* START Exercise materials *

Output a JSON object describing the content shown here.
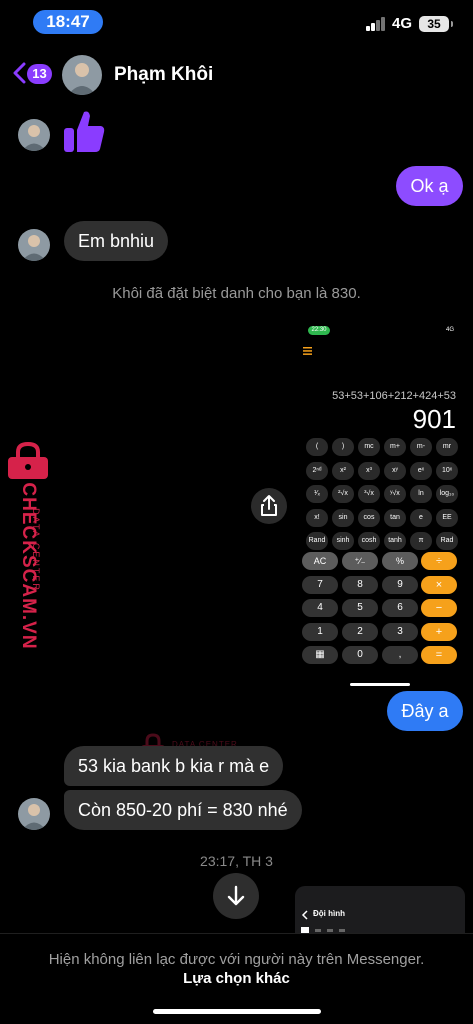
{
  "status_bar": {
    "time": "18:47",
    "network": "4G",
    "battery": "35"
  },
  "header": {
    "unread_count": "13",
    "contact_name": "Phạm Khôi"
  },
  "messages": {
    "outgoing_1": "Ok ạ",
    "incoming_1": "Em bnhiu",
    "system_note": "Khôi đã đặt biệt danh cho bạn là 830.",
    "outgoing_2": "Đây a",
    "incoming_2": "53 kia bank b kia r mà e",
    "incoming_3": "Còn 850-20 phí = 830 nhé",
    "timestamp": "23:17, TH 3"
  },
  "calculator_screenshot": {
    "time": "22:30",
    "status": "4G",
    "expression": "53+53+106+212+424+53",
    "result": "901",
    "sci_rows": [
      [
        "(",
        ")",
        "mc",
        "m+",
        "m-",
        "mr"
      ],
      [
        "2ⁿᵈ",
        "x²",
        "x³",
        "xʸ",
        "eˣ",
        "10ˣ"
      ],
      [
        "¹⁄ₓ",
        "²√x",
        "³√x",
        "ʸ√x",
        "ln",
        "log₁₀"
      ],
      [
        "x!",
        "sin",
        "cos",
        "tan",
        "e",
        "EE"
      ],
      [
        "Rand",
        "sinh",
        "cosh",
        "tanh",
        "π",
        "Rad"
      ]
    ],
    "main_rows": [
      [
        "AC",
        "⁺∕₋",
        "%",
        "÷"
      ],
      [
        "7",
        "8",
        "9",
        "×"
      ],
      [
        "4",
        "5",
        "6",
        "−"
      ],
      [
        "1",
        "2",
        "3",
        "+"
      ],
      [
        "▦",
        "0",
        ",",
        "="
      ]
    ]
  },
  "preview": {
    "title": "Đội hình"
  },
  "watermark": {
    "main": "CHECKSCAM.VN",
    "sub": "DATA CENTER"
  },
  "footer": {
    "notice": "Hiện không liên lạc được với người này trên Messenger.",
    "link": "Lựa chọn khác"
  },
  "colors": {
    "outgoing": "#8d4cff",
    "outgoing_alt": "#2f7bf5",
    "incoming": "#303030",
    "accent": "#8a3cff",
    "watermark": "#d6224a"
  }
}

* END Exercise materials *

Direction:
Gather up, from the records above, each line where the word "Khôi" appears.

Answer to this exercise:
    "contact_name": "Phạm Khôi"
    "system_note": "Khôi đã đặt biệt danh cho bạn là 830.",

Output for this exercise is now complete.